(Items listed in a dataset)
§ §
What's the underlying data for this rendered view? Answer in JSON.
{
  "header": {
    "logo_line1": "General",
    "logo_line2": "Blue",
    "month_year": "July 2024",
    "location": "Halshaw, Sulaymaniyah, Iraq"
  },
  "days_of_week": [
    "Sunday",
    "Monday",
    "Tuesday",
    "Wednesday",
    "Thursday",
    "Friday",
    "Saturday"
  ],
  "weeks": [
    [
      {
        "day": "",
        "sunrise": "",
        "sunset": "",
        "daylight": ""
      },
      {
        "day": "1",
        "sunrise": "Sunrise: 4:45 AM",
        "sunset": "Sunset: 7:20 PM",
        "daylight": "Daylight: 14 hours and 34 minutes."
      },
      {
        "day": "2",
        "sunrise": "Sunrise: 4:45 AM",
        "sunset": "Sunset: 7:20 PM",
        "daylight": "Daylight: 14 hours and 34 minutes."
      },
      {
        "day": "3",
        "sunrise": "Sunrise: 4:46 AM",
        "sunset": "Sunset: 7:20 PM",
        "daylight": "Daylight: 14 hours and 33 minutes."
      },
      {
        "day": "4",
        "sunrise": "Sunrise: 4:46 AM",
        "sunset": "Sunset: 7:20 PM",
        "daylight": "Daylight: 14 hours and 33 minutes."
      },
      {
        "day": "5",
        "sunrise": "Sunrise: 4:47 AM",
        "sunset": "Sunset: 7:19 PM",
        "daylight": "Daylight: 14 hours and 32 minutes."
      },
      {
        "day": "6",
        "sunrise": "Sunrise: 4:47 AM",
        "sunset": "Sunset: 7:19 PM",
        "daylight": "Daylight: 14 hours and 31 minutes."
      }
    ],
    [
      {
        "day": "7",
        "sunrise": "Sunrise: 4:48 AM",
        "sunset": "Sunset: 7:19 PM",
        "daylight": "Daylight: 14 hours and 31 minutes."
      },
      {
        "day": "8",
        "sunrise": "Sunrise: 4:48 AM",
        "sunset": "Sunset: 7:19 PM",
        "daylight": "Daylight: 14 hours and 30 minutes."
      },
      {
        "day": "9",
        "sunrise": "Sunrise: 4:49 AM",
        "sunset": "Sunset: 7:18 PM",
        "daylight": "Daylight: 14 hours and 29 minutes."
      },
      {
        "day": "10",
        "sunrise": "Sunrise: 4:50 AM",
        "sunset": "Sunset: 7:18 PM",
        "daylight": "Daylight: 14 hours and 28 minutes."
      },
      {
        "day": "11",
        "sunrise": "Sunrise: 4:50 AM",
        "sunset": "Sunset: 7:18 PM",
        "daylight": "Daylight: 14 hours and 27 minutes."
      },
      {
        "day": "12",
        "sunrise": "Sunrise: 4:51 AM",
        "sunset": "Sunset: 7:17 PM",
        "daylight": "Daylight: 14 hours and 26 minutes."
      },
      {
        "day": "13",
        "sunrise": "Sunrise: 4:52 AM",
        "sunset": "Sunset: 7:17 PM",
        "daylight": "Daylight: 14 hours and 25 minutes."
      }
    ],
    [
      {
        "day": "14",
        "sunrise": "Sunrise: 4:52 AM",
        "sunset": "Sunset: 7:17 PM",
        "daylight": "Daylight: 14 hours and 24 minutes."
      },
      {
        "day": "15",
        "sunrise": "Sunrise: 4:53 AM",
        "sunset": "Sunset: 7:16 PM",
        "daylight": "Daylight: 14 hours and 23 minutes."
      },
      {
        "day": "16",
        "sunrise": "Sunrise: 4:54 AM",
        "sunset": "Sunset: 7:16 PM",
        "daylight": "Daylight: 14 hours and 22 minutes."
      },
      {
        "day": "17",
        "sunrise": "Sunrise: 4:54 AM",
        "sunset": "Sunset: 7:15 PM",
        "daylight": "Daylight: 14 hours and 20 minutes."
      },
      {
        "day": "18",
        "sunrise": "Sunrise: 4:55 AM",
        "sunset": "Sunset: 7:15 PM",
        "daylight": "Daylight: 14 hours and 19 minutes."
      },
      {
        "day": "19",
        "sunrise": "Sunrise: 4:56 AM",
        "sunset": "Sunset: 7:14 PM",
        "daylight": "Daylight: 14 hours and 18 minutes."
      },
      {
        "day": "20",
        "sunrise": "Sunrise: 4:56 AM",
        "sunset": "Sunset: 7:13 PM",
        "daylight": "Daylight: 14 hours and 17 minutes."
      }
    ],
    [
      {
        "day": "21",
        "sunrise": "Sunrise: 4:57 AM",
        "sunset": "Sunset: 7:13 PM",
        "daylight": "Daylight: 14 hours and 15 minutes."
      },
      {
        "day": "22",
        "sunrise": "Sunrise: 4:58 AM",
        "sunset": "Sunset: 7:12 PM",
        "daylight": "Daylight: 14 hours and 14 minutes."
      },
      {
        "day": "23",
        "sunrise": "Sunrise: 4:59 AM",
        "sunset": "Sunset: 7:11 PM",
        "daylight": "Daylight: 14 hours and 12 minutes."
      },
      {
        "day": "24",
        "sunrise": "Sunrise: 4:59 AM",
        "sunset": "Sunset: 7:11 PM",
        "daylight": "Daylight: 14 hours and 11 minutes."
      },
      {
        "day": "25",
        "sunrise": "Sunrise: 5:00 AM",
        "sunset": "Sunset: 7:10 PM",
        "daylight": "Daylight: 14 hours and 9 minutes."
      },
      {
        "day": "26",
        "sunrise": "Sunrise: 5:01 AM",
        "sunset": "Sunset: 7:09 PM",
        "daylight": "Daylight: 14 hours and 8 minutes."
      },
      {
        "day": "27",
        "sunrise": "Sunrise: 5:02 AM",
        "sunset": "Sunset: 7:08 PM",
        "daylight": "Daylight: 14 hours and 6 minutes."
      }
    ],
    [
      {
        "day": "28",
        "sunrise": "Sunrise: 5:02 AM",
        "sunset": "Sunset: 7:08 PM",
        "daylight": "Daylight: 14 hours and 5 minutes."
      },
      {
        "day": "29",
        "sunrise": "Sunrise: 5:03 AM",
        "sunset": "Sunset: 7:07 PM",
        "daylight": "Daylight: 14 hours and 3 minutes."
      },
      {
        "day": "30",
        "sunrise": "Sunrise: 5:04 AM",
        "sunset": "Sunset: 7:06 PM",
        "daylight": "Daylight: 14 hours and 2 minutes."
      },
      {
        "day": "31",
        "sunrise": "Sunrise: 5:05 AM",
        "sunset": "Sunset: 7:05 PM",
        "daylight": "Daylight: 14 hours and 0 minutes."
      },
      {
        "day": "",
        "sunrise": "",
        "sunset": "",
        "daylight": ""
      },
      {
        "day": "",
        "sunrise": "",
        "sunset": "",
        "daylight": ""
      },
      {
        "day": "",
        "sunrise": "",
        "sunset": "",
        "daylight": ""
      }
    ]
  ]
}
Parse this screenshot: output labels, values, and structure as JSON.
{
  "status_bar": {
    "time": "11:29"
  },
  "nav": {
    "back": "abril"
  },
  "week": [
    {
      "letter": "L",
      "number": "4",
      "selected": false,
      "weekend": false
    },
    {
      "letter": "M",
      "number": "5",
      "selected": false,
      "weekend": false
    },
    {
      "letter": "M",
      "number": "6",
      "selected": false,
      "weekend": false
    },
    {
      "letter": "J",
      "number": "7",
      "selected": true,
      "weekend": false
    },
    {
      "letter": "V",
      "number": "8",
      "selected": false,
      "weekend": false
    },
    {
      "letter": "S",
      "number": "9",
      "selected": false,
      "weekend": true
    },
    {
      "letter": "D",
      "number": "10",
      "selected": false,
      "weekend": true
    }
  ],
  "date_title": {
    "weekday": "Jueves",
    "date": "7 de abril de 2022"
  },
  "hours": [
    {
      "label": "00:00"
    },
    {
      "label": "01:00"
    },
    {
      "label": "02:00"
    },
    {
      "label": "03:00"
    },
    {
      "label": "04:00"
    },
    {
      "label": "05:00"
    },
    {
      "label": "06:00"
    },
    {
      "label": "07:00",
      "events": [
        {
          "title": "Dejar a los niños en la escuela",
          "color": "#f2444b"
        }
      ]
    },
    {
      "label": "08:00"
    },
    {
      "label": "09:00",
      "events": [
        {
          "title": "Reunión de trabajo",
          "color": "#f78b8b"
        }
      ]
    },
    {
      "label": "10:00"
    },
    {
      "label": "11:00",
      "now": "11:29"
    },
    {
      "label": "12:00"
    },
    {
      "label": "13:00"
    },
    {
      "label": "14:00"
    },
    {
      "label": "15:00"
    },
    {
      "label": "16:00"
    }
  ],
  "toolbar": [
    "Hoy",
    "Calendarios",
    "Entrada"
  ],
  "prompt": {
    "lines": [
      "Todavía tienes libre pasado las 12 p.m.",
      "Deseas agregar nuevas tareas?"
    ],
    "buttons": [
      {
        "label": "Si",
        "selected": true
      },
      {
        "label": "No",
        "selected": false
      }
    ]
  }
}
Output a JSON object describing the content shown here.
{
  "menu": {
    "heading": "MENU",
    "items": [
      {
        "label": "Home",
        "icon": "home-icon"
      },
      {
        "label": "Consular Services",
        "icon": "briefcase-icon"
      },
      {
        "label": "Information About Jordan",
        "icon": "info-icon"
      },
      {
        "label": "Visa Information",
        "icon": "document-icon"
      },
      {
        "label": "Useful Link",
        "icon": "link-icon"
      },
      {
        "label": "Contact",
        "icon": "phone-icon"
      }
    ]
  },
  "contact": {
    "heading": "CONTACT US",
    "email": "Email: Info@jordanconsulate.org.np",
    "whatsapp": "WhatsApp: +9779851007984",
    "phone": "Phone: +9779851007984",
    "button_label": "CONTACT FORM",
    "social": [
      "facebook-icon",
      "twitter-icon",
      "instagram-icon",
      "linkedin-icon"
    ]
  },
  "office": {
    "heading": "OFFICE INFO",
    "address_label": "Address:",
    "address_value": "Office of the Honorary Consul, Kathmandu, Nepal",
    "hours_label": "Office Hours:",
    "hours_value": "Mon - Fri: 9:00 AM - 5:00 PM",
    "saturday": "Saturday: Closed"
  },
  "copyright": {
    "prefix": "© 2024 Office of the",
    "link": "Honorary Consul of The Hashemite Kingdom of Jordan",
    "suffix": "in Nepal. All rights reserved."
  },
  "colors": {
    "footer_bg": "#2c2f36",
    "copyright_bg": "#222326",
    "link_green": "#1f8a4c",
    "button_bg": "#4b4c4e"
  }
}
§ §
• **What is asked**: Find every line that holds "letter" and copy it.

• **Exercise output**:
      "letter": "L",
      "letter": "M",
      "letter": "M",
      "letter": "J",
      "letter": "V",
      "letter": "S",
      "letter": "D",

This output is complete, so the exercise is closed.